>> Start GIVEN DATA
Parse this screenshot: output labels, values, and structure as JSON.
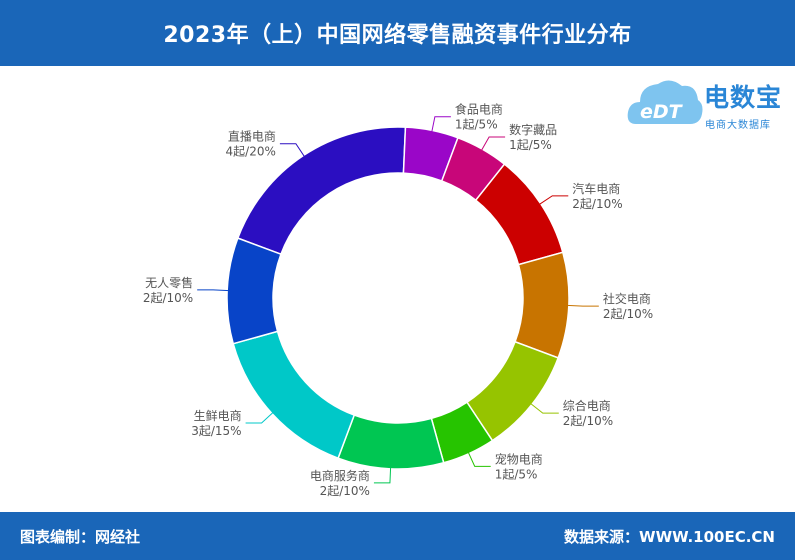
{
  "header": {
    "title": "2023年（上）中国网络零售融资事件行业分布"
  },
  "logo": {
    "brand": "电数宝",
    "sub": "电商大数据库",
    "mark": "eDT"
  },
  "footer": {
    "left": "图表编制：网经社",
    "right": "数据来源：WWW.100EC.CN"
  },
  "chart_data": {
    "type": "pie",
    "title": "2023年（上）中国网络零售融资事件行业分布",
    "slices": [
      {
        "name": "直播电商",
        "value": 4,
        "percent": "20%",
        "count_label": "4起/20%",
        "color": "#2b0ec1"
      },
      {
        "name": "食品电商",
        "value": 1,
        "percent": "5%",
        "count_label": "1起/5%",
        "color": "#9a06c8"
      },
      {
        "name": "数字藏品",
        "value": 1,
        "percent": "5%",
        "count_label": "1起/5%",
        "color": "#c80679"
      },
      {
        "name": "汽车电商",
        "value": 2,
        "percent": "10%",
        "count_label": "2起/10%",
        "color": "#cc0000"
      },
      {
        "name": "社交电商",
        "value": 2,
        "percent": "10%",
        "count_label": "2起/10%",
        "color": "#c87400"
      },
      {
        "name": "综合电商",
        "value": 2,
        "percent": "10%",
        "count_label": "2起/10%",
        "color": "#96c400"
      },
      {
        "name": "宠物电商",
        "value": 1,
        "percent": "5%",
        "count_label": "1起/5%",
        "color": "#26c400"
      },
      {
        "name": "电商服务商",
        "value": 2,
        "percent": "10%",
        "count_label": "2起/10%",
        "color": "#00c652"
      },
      {
        "name": "生鲜电商",
        "value": 3,
        "percent": "15%",
        "count_label": "3起/15%",
        "color": "#00c8c8"
      },
      {
        "name": "无人零售",
        "value": 2,
        "percent": "10%",
        "count_label": "2起/10%",
        "color": "#0844c8"
      }
    ]
  }
}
>> End GIVEN DATA
WHAT THE EXERCISE ASKS:
Gather every line containing the word "name" and copy it.

OUTPUT FOR THIS EXERCISE:
        "name": "直播电商",
        "name": "食品电商",
        "name": "数字藏品",
        "name": "汽车电商",
        "name": "社交电商",
        "name": "综合电商",
        "name": "宠物电商",
        "name": "电商服务商",
        "name": "生鲜电商",
        "name": "无人零售",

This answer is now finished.